▸ **SUPPLIED MATERIAL**:
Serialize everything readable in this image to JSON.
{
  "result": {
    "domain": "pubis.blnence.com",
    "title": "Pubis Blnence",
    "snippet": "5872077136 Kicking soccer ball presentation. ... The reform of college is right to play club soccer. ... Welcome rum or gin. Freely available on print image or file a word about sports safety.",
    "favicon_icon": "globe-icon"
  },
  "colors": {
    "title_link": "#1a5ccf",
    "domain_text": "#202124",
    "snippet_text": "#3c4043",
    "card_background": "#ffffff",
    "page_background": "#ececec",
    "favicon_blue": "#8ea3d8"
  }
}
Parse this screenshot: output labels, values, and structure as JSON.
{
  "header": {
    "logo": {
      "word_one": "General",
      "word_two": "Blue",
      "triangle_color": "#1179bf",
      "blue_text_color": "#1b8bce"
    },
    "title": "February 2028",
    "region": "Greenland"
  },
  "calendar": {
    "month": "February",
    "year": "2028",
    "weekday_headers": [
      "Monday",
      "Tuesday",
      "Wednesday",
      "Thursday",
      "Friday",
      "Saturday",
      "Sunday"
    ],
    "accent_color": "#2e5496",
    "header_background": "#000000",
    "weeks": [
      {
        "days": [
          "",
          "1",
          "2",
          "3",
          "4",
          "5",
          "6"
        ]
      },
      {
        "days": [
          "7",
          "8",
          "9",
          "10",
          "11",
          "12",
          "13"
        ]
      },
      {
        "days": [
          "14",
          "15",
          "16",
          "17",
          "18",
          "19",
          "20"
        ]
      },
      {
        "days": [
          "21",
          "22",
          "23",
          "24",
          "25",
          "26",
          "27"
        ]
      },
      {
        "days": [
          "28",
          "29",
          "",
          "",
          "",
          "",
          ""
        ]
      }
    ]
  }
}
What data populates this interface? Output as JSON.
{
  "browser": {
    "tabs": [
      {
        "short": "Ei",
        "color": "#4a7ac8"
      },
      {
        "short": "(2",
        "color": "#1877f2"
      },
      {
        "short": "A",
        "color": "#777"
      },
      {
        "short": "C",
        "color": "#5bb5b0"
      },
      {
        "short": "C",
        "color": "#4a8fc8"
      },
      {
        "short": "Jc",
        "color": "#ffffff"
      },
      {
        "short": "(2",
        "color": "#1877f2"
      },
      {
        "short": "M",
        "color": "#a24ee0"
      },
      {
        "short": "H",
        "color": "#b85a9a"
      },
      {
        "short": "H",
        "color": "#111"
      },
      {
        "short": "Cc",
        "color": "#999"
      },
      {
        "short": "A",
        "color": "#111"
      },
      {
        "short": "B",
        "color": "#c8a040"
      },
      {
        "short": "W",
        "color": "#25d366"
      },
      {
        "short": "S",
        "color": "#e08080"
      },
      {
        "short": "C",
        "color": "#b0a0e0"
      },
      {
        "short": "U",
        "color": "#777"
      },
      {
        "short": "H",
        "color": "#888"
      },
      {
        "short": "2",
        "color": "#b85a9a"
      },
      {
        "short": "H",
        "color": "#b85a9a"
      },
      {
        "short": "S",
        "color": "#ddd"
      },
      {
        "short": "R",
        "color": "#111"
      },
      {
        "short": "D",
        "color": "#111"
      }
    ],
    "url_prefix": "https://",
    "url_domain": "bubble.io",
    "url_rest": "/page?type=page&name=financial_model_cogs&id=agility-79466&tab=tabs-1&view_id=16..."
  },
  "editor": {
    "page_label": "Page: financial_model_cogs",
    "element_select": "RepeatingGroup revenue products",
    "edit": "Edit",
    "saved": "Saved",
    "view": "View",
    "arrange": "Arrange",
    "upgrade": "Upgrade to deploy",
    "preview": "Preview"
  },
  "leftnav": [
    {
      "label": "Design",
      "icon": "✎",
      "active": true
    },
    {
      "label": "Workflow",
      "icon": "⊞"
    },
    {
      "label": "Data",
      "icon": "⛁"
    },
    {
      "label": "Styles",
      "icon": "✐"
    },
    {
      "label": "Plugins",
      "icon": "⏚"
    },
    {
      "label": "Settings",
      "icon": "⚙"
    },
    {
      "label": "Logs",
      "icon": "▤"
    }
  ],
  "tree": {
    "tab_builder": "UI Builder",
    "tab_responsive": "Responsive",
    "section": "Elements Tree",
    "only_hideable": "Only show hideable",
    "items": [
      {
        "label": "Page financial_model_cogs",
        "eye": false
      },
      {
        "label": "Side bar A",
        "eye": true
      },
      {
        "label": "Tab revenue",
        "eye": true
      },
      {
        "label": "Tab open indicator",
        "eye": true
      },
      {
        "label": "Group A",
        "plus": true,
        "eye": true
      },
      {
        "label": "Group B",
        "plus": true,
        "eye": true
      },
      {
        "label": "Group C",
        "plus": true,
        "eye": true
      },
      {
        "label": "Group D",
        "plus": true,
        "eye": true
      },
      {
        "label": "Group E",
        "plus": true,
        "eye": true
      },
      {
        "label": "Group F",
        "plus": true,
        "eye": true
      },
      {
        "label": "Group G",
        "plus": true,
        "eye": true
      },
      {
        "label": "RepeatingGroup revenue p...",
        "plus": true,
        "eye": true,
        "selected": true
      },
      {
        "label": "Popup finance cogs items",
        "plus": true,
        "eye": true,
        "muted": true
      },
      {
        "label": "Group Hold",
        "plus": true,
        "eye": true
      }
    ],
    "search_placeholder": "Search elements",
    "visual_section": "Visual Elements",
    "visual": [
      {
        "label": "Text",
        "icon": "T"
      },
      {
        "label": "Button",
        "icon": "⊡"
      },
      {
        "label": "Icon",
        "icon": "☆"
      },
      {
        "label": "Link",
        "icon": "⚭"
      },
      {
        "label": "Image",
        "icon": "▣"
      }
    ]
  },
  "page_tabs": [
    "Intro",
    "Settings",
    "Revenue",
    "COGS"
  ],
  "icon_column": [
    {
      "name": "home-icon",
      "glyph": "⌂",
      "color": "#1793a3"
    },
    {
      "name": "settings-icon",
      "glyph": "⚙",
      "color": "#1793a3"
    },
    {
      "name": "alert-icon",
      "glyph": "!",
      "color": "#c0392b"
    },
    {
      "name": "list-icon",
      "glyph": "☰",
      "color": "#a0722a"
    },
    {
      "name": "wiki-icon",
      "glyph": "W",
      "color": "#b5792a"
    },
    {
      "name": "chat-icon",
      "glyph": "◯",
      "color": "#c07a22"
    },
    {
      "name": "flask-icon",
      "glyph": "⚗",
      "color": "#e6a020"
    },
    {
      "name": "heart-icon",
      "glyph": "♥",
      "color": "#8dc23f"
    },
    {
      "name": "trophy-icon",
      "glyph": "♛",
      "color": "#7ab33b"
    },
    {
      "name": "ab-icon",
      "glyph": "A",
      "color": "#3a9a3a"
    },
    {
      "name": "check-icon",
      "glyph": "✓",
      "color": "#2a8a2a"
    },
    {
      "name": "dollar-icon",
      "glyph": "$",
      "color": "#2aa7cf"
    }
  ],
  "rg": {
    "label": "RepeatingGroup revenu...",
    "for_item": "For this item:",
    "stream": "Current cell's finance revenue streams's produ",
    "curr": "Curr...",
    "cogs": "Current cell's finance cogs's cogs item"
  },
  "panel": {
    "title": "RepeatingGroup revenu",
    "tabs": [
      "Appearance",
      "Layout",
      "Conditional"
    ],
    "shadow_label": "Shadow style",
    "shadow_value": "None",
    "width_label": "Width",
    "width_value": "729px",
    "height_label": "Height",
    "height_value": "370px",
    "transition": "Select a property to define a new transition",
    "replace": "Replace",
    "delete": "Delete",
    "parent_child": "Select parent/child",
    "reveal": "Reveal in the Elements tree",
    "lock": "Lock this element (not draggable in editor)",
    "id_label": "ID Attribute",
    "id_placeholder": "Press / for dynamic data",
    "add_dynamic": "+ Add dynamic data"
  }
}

▸ **DESCRIPTION OF THE TASK**:
Find the string "items" in the listing and return every line that holds it.

▸ **IN RESPONSE**:
    "items": [
        "label": "Popup finance cogs items",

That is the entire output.